MATERIAL FOR THE TASK
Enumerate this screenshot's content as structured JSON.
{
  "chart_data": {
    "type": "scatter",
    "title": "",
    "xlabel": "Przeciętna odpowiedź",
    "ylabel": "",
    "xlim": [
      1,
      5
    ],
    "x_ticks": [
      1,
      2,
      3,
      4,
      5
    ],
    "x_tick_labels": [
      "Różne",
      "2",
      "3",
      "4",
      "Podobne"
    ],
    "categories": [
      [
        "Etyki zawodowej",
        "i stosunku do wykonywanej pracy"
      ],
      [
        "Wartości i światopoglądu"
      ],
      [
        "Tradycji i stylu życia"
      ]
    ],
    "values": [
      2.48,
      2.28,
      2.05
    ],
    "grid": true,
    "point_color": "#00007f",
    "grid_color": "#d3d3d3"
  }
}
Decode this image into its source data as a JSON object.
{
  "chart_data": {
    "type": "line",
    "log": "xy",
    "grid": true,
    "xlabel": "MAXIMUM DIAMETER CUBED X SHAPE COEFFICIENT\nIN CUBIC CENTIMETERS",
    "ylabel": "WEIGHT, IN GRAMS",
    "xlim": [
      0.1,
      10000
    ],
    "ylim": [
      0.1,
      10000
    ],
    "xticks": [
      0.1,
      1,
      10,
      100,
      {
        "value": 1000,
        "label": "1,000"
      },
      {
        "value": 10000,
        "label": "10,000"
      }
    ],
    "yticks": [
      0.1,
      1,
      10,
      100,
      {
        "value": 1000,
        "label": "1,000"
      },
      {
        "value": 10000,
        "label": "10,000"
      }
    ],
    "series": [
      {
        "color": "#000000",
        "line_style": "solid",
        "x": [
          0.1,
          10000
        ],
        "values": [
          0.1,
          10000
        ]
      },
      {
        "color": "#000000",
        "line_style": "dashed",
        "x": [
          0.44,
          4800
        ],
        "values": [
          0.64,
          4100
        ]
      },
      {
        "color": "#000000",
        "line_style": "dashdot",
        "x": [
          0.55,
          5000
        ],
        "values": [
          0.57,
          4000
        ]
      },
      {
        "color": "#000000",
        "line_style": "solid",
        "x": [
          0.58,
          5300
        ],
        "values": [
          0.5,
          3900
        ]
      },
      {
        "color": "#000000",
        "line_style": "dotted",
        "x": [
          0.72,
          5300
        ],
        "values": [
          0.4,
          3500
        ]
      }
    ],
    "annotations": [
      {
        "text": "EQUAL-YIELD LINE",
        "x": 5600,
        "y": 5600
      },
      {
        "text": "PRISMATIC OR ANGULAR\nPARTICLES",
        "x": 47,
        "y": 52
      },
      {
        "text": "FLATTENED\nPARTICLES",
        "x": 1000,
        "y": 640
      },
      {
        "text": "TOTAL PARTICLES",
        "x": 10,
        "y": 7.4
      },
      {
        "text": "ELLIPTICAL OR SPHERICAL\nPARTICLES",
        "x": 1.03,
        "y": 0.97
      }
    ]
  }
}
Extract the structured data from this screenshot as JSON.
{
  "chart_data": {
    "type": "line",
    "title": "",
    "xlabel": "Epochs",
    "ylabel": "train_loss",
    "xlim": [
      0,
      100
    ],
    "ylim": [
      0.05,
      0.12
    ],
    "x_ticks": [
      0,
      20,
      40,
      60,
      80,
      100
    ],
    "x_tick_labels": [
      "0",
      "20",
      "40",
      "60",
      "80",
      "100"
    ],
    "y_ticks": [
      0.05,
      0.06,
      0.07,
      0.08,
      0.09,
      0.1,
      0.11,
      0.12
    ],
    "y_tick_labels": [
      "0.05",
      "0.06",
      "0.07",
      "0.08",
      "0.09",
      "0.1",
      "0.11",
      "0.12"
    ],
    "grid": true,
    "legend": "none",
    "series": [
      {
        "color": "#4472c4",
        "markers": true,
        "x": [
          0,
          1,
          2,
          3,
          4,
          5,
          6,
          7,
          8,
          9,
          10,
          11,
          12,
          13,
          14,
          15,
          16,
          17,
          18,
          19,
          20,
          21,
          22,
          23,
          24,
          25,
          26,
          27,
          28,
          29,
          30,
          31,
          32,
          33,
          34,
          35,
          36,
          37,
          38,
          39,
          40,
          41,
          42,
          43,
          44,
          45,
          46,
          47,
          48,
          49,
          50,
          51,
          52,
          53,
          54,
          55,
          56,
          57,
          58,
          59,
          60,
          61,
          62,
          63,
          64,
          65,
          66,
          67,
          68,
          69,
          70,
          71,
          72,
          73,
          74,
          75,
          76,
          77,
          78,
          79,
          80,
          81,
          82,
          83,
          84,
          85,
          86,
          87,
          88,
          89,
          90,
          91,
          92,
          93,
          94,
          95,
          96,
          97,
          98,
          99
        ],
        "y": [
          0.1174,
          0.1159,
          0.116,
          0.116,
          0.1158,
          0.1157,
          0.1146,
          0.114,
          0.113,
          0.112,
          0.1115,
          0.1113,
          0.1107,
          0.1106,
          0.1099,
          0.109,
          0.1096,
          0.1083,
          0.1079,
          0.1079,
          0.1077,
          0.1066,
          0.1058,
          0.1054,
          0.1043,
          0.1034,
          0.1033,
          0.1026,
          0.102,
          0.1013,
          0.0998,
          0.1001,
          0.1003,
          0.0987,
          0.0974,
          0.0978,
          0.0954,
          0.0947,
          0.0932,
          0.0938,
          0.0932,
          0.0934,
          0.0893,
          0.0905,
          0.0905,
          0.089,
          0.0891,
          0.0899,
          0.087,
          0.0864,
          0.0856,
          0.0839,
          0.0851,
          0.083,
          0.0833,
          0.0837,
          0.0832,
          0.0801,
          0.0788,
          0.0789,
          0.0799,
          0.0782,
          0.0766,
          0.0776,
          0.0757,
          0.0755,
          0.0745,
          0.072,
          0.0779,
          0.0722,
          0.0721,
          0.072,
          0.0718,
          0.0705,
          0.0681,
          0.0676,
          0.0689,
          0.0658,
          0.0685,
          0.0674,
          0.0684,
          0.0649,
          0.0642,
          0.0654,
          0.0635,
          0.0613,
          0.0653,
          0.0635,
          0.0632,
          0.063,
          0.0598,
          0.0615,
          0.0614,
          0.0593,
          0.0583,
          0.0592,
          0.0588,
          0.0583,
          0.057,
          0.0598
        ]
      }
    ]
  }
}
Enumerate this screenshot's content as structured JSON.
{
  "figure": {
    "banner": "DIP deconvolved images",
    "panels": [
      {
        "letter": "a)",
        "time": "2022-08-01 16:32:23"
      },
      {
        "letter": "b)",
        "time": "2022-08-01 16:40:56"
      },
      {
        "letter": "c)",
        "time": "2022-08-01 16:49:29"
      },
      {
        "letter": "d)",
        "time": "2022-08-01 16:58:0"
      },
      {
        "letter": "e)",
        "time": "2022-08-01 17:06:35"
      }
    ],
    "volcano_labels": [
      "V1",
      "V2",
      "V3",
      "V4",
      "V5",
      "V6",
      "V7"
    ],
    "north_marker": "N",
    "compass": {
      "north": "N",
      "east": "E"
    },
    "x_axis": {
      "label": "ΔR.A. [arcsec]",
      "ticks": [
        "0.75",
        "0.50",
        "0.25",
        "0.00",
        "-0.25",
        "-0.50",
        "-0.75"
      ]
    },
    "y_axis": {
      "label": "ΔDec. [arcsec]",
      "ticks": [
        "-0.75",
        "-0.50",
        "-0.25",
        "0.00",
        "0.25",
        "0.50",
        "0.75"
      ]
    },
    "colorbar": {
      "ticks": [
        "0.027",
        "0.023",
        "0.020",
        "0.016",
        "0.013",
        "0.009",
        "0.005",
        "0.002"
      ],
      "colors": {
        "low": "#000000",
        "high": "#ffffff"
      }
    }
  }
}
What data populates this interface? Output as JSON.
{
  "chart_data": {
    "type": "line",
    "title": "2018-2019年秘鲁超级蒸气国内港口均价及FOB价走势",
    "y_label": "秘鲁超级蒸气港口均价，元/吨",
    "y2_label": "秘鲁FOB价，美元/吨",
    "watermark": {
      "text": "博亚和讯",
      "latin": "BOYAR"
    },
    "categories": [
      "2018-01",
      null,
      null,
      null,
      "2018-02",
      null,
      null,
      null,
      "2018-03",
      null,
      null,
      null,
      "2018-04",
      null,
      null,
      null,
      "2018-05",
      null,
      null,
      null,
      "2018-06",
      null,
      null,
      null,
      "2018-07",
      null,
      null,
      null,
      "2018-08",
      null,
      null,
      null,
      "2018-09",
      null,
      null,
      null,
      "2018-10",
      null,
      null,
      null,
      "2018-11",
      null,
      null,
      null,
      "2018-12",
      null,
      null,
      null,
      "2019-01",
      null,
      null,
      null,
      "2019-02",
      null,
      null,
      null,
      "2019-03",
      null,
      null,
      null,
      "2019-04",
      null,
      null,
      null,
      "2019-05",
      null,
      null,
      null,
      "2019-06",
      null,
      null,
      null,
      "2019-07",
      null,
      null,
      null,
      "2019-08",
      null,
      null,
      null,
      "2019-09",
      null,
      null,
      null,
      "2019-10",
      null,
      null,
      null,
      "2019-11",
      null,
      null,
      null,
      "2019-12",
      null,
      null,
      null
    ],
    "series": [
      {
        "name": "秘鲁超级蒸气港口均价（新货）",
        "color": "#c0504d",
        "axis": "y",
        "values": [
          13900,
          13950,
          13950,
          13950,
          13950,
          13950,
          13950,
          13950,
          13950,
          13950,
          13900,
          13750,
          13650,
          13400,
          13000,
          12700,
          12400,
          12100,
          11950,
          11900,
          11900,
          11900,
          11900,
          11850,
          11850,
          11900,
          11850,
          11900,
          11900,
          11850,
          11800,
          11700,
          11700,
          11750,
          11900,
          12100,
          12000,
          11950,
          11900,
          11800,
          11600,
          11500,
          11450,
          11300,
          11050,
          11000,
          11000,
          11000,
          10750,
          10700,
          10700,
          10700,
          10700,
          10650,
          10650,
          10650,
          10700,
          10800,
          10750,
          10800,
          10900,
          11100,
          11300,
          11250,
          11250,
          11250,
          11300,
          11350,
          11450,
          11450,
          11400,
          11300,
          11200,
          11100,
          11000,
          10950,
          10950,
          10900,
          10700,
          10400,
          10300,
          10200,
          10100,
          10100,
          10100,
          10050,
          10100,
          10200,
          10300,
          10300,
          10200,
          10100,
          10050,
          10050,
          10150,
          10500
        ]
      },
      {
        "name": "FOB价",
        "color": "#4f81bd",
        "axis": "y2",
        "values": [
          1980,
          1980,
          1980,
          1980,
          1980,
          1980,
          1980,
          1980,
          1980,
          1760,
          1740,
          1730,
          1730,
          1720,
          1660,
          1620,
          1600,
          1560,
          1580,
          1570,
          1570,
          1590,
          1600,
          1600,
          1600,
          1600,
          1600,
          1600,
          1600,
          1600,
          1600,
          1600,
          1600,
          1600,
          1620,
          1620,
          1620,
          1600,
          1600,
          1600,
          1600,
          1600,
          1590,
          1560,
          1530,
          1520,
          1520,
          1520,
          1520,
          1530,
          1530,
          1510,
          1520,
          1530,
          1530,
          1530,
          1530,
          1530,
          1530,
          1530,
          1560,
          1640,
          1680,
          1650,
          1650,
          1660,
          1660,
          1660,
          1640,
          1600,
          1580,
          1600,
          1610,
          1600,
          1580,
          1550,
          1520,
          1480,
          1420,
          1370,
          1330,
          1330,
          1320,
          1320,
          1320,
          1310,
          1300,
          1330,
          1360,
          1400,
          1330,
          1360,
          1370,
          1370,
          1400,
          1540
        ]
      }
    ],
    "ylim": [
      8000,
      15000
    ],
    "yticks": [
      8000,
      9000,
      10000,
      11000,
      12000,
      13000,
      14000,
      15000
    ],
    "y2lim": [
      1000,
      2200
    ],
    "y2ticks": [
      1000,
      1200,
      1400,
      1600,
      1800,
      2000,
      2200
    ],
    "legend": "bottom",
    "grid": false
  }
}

STATED GOAL
Of the lines in this material, state how many hold the string "xlabel". Write no other words.

TASK RESPONSE
3